**Request:** Gather up all lines that carry the word "terme".
-- start of Given records --
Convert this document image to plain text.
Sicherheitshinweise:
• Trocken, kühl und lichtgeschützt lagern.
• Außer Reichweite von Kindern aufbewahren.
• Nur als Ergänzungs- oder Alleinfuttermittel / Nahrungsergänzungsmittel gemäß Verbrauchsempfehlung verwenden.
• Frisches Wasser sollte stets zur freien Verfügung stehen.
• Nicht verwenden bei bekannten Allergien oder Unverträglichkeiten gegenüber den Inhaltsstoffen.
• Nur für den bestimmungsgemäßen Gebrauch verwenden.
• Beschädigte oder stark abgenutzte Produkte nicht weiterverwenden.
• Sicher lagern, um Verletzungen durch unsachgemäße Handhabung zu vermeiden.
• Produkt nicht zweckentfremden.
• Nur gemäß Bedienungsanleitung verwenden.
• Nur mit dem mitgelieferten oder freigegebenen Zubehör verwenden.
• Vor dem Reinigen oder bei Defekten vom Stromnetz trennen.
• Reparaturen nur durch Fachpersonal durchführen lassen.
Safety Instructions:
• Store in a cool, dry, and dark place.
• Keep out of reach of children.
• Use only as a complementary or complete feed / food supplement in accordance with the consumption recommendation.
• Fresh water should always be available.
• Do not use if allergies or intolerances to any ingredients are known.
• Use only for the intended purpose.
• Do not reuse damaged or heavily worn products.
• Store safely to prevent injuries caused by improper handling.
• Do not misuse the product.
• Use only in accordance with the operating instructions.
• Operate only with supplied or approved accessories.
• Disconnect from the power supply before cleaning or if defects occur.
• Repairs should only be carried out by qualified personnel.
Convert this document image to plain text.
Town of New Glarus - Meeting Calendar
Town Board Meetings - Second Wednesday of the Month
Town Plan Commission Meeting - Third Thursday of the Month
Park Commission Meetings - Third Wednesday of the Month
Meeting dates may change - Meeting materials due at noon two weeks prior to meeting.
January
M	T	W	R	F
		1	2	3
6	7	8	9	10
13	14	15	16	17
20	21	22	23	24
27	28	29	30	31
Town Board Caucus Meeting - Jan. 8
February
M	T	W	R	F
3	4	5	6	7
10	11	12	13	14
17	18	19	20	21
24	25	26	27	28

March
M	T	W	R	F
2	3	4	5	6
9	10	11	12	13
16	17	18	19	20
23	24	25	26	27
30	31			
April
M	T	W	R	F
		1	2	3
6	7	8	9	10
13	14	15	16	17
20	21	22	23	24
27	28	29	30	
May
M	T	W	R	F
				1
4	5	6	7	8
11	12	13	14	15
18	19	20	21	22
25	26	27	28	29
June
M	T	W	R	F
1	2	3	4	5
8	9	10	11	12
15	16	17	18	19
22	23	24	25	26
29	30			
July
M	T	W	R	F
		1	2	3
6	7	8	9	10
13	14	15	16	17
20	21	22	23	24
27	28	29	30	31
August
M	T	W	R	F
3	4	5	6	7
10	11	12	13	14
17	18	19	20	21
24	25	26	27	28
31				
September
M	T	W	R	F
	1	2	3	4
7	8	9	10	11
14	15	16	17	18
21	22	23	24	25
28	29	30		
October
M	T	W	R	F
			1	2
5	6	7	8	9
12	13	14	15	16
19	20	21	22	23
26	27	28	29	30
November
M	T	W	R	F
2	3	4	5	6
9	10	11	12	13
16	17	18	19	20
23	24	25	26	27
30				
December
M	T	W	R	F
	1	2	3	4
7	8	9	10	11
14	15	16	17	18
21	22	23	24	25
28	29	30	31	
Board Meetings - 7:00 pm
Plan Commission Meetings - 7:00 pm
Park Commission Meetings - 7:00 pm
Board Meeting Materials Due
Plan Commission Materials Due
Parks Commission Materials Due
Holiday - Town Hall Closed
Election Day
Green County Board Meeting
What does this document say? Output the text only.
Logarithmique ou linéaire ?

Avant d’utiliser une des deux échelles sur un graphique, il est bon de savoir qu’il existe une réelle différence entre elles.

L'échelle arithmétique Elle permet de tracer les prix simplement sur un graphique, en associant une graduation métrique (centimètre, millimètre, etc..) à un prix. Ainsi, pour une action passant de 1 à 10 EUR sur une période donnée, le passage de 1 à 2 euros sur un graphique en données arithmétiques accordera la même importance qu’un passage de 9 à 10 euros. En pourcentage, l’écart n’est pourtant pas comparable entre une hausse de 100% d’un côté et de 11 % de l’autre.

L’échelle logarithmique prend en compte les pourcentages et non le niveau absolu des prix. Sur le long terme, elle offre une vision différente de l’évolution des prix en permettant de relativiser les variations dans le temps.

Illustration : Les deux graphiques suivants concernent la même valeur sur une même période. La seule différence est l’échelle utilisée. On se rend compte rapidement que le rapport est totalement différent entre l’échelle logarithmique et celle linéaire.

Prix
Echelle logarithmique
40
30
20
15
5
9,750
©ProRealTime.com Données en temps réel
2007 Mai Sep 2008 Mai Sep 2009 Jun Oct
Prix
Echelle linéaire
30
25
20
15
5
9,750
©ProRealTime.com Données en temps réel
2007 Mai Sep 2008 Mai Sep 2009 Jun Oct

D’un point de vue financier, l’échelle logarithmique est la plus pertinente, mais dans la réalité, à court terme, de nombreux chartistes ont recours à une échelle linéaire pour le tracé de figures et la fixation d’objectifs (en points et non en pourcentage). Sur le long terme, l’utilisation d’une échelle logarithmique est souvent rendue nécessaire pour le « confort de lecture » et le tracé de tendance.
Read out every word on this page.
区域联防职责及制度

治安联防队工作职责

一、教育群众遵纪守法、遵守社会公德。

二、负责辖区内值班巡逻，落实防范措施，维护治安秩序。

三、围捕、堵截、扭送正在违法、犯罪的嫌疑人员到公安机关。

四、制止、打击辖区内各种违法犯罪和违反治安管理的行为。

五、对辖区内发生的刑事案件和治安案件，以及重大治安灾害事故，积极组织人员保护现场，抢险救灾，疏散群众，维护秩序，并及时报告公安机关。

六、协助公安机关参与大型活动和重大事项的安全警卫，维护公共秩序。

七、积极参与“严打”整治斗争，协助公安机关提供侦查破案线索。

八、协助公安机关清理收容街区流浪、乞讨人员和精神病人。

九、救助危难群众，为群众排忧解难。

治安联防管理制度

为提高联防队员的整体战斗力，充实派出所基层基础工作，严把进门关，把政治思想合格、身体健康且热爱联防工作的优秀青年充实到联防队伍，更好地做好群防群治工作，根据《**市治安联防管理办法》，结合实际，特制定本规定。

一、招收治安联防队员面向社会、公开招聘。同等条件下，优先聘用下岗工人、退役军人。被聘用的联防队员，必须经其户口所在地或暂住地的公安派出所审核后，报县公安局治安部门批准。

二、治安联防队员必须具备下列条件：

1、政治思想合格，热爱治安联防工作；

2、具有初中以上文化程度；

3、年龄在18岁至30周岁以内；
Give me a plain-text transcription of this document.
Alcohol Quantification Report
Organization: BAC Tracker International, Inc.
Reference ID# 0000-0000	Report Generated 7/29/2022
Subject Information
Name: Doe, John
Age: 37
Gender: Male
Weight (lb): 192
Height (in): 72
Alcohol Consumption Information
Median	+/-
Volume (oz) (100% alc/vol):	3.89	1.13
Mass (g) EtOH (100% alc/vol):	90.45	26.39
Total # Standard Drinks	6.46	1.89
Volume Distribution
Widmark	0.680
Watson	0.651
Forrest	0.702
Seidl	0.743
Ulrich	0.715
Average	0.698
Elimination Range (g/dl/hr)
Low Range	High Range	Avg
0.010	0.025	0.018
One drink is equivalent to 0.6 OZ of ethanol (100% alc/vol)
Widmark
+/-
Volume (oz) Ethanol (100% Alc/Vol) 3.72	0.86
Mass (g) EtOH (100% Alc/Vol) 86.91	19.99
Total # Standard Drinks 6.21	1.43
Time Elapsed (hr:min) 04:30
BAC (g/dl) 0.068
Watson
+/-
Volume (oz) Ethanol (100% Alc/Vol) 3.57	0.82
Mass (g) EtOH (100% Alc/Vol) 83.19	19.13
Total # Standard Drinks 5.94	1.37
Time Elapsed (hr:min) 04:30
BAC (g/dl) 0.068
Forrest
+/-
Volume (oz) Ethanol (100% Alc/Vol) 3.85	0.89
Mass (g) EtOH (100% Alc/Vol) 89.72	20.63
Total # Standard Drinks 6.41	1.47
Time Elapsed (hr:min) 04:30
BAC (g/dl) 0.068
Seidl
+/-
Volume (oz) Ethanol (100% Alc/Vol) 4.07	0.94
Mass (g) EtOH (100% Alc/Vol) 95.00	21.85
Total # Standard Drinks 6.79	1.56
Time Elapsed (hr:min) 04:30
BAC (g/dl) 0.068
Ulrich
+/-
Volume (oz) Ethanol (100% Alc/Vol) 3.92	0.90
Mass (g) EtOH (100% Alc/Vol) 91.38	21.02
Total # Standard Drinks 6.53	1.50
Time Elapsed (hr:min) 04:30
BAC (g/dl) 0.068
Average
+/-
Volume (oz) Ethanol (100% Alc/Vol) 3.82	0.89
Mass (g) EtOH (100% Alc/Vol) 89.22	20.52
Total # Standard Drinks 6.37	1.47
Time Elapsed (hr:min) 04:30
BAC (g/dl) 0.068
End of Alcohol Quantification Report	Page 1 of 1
-- end of Given records --
**Output of the exercise:**
L’échelle logarithmique prend en compte les pourcentages et non le niveau absolu des prix. Sur le long terme, elle offre une vision différente de l’évolution des prix en permettant de relativiser les variations dans le temps.
D’un point de vue financier, l’échelle logarithmique est la plus pertinente, mais dans la réalité, à court terme, de nombreux chartistes ont recours à une échelle linéaire pour le tracé de figures et la fixation d’objectifs (en points et non en pourcentage). Sur le long terme, l’utilisation d’une échelle logarithmique est souvent rendue nécessaire pour le « confort de lecture » et le tracé de tendance.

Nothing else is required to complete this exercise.